(Exercise description)
Please find every line in the entries below that contains the string "JSON", and copy it.
═══
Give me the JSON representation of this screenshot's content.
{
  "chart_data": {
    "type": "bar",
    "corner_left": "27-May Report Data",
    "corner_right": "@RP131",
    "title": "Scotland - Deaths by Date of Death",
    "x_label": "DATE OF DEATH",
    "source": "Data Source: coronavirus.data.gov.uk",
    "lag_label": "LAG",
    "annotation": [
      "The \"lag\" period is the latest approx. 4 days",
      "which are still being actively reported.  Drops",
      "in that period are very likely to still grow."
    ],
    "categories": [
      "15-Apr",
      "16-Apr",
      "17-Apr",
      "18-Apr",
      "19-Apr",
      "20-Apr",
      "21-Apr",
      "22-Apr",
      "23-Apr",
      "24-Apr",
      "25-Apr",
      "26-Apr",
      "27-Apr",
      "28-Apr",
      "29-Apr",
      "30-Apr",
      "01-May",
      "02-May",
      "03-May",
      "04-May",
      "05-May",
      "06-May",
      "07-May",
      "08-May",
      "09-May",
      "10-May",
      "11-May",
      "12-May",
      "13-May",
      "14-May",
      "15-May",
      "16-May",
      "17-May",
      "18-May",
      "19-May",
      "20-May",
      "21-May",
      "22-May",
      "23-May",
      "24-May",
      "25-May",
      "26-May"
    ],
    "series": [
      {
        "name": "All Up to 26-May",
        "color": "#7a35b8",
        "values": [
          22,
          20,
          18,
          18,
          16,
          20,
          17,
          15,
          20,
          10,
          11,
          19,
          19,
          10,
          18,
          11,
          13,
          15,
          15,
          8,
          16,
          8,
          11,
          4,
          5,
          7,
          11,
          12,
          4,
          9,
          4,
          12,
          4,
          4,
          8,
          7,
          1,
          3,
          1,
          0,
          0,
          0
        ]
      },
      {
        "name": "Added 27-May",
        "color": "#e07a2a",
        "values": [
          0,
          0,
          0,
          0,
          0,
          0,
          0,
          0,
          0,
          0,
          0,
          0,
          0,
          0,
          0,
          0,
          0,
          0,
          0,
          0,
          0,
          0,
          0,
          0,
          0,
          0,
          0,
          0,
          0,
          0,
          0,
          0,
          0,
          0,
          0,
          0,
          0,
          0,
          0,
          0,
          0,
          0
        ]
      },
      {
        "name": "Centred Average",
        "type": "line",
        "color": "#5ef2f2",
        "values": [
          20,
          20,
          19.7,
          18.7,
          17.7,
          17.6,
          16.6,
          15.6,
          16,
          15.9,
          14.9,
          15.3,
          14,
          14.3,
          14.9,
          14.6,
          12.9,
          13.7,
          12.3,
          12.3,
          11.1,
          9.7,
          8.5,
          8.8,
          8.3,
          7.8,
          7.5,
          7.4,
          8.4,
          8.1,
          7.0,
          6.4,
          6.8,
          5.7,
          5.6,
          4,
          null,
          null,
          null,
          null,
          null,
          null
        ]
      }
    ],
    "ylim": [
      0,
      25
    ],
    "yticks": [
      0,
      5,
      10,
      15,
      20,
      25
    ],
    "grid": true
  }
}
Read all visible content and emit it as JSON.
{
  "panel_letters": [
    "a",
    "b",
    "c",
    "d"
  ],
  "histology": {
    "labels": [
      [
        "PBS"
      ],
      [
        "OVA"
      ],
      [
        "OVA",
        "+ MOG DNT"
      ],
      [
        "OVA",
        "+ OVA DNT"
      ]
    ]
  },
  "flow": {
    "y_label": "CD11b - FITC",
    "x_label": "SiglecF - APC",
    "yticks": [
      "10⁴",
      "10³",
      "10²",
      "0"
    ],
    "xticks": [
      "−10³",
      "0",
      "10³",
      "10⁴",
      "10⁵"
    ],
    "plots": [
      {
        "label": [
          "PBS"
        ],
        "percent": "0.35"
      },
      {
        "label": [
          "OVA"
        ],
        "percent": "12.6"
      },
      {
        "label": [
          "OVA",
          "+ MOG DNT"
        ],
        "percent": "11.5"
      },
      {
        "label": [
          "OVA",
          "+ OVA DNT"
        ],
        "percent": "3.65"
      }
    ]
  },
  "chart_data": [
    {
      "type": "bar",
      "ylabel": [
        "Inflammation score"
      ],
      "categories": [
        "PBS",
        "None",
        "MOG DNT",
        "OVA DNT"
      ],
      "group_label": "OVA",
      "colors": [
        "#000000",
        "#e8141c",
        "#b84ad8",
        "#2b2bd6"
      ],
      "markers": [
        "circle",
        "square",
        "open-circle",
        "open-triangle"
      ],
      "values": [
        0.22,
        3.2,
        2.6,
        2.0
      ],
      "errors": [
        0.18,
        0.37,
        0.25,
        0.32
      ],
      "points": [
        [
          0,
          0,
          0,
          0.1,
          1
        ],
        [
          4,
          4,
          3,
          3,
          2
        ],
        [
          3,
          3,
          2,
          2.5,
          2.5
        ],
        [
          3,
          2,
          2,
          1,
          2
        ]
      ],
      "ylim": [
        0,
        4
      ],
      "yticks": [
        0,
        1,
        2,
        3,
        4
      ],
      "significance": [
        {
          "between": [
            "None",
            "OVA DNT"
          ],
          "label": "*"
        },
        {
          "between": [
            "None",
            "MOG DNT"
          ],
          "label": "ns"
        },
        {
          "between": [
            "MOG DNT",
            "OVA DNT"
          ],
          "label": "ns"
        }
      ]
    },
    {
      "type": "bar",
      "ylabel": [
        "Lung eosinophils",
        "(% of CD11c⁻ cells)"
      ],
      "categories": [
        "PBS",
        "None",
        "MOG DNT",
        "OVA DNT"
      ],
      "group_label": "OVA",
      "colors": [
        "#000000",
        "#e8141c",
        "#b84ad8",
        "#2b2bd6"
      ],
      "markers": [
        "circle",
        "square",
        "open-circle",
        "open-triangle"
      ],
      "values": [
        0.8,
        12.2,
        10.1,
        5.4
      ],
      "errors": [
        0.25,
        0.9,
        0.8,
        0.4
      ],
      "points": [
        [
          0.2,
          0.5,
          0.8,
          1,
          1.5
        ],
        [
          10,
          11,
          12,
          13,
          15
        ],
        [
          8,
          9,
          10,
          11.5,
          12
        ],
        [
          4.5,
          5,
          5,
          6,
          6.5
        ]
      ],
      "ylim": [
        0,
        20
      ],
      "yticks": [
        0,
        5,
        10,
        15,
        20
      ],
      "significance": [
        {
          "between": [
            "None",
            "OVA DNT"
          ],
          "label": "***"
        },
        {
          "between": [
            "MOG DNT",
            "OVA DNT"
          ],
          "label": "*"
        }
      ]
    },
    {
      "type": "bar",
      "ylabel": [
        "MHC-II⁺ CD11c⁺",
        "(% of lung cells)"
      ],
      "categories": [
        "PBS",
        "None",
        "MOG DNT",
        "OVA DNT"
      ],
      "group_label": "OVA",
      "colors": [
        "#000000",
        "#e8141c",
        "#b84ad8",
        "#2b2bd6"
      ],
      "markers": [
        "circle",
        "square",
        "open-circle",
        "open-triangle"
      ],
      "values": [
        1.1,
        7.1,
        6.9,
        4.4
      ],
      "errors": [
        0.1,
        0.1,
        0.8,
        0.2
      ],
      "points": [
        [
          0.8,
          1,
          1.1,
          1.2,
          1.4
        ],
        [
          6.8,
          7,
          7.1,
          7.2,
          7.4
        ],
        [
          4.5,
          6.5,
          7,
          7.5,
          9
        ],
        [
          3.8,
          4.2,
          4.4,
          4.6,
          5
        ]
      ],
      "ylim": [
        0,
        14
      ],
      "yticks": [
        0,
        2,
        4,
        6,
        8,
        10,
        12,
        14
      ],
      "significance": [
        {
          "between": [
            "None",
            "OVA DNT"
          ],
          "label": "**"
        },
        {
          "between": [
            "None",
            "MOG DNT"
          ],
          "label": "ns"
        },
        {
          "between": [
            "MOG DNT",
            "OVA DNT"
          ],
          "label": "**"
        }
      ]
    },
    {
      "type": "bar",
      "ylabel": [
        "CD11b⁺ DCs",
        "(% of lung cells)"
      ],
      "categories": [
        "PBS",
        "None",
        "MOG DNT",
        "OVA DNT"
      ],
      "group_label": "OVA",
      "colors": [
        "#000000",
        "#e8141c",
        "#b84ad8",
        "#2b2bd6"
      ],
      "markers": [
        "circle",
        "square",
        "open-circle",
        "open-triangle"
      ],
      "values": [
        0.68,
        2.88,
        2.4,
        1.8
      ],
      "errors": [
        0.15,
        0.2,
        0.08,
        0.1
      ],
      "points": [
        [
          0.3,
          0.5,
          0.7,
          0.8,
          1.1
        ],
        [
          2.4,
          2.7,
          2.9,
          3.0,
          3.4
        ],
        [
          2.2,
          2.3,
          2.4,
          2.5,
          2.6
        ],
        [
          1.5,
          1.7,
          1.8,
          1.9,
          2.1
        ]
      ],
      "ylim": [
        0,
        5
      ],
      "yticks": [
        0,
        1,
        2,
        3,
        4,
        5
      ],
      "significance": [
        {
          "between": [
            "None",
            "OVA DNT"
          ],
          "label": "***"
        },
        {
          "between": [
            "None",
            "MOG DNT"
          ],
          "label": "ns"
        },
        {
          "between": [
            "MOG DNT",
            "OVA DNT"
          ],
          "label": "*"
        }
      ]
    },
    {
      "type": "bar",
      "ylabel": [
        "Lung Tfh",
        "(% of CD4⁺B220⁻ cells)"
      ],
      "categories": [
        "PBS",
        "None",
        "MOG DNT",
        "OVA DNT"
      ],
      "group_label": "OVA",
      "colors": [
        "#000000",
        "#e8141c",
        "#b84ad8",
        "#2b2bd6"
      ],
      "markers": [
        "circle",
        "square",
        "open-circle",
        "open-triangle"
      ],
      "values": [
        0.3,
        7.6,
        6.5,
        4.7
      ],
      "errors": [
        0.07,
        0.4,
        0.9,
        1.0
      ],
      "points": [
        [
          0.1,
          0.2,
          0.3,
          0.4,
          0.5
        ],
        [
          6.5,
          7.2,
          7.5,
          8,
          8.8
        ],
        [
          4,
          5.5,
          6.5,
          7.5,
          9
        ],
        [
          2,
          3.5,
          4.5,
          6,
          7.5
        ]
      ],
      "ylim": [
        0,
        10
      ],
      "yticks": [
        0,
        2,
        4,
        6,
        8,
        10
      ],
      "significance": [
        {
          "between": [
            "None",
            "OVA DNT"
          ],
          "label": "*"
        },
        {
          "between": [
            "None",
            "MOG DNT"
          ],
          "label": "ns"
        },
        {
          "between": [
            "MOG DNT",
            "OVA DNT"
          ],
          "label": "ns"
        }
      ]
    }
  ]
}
═══
(Written response)
Give me the JSON representation of this screenshot's content.
Read all visible content and emit it as JSON.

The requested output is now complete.